— Given exercise —
Reproduce the entries below in full, word for word.

------------------------------

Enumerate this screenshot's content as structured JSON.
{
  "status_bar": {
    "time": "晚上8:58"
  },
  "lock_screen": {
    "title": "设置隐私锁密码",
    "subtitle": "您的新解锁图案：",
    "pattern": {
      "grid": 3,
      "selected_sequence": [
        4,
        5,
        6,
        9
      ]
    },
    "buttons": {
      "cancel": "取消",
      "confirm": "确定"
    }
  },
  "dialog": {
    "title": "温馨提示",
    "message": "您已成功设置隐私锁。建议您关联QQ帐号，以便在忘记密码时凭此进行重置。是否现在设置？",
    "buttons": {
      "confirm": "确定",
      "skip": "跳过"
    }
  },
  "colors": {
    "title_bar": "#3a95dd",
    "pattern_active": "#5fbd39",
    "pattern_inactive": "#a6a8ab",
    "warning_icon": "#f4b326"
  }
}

------------------------------

— Output of the exercise —
Enumerate this screenshot's content as structured JSON.
{
  "status_bar": {
    "time": "晚上8:58"
  },
  "lock_screen": {
    "title": "设置隐私锁密码",
    "subtitle": "您的新解锁图案：",
    "pattern": {
      "grid": 3,
      "selected_sequence": [
        4,
        5,
        6,
        9
      ]
    },
    "buttons": {
      "cancel": "取消",
      "confirm": "确定"
    }
  },
  "dialog": {
    "title": "温馨提示",
    "message": "您已成功设置隐私锁。建议您关联QQ帐号，以便在忘记密码时凭此进行重置。是否现在设置？",
    "buttons": {
      "confirm": "确定",
      "skip": "跳过"
    }
  },
  "colors": {
    "title_bar": "#3a95dd",
    "pattern_active": "#5fbd39",
    "pattern_inactive": "#a6a8ab",
    "warning_icon": "#f4b326"
  }
}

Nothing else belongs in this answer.